| What is needed |
Lines containing "publicidad" are to be counted. Give the number and nothing more.

| Records |

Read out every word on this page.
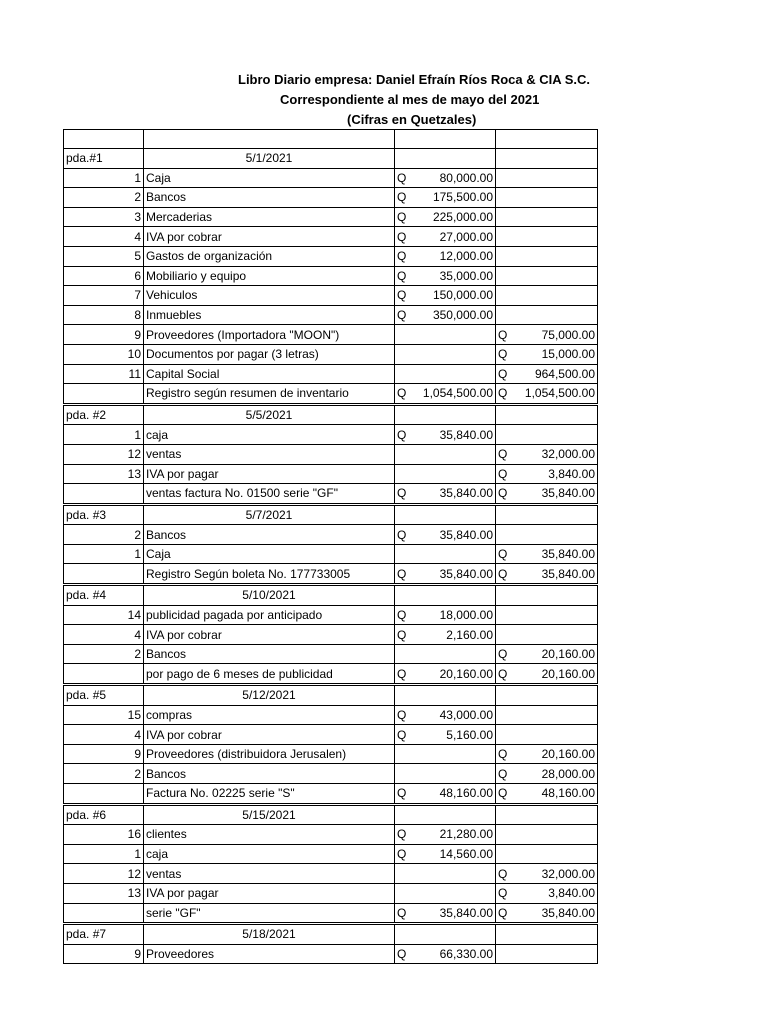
Libro Diario empresa: Daniel Efraín Ríos Roca & CIA S.C.
Correspondiente al mes de mayo del 2021
(Cifras en Quetzales)

pda.#1	5/1/2021		
1	Caja	Q 80,000.00	

2	Bancos	Q 175,500.00	

3	Mercaderias	Q 225,000.00	

4	IVA por cobrar	Q 27,000.00	

5	Gastos de organización	Q 12,000.00	

6	Mobiliario y equipo	Q 35,000.00	

7	Vehiculos	Q 150,000.00	

8	Inmuebles	Q 350,000.00	

9	Proveedores (Importadora "MOON")		Q 75,000.00

10	Documentos por pagar (3 letras)		Q 15,000.00

11	Capital Social		Q 964,500.00

	Registro según resumen de inventario	Q 1,054,500.00	Q 1,054,500.00

pda. #2	5/5/2021		
1	caja	Q 35,840.00	

12	ventas		Q 32,000.00

13	IVA por pagar		Q 3,840.00

	ventas factura No. 01500 serie "GF"	Q 35,840.00	Q 35,840.00

pda. #3	5/7/2021		
2	Bancos	Q 35,840.00	

1	Caja		Q 35,840.00

	Registro Según boleta No. 177733005	Q 35,840.00	Q 35,840.00

pda. #4	5/10/2021		
14	publicidad pagada por anticipado	Q 18,000.00	

4	IVA por cobrar	Q 2,160.00	

2	Bancos		Q 20,160.00

	por pago de 6 meses de publicidad	Q 20,160.00	Q 20,160.00

pda. #5	5/12/2021		
15	compras	Q 43,000.00	

4	IVA por cobrar	Q 5,160.00	

9	Proveedores (distribuidora Jerusalen)		Q 20,160.00

2	Bancos		Q 28,000.00

	Factura No. 02225 serie "S"	Q 48,160.00	Q 48,160.00

pda. #6	5/15/2021		
16	clientes	Q 21,280.00	

1	caja	Q 14,560.00	

12	ventas		Q 32,000.00

13	IVA por pagar		Q 3,840.00

	serie "GF"	Q 35,840.00	Q 35,840.00

pda. #7	5/18/2021		
9	Proveedores	Q 66,330.00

| Task solution |
2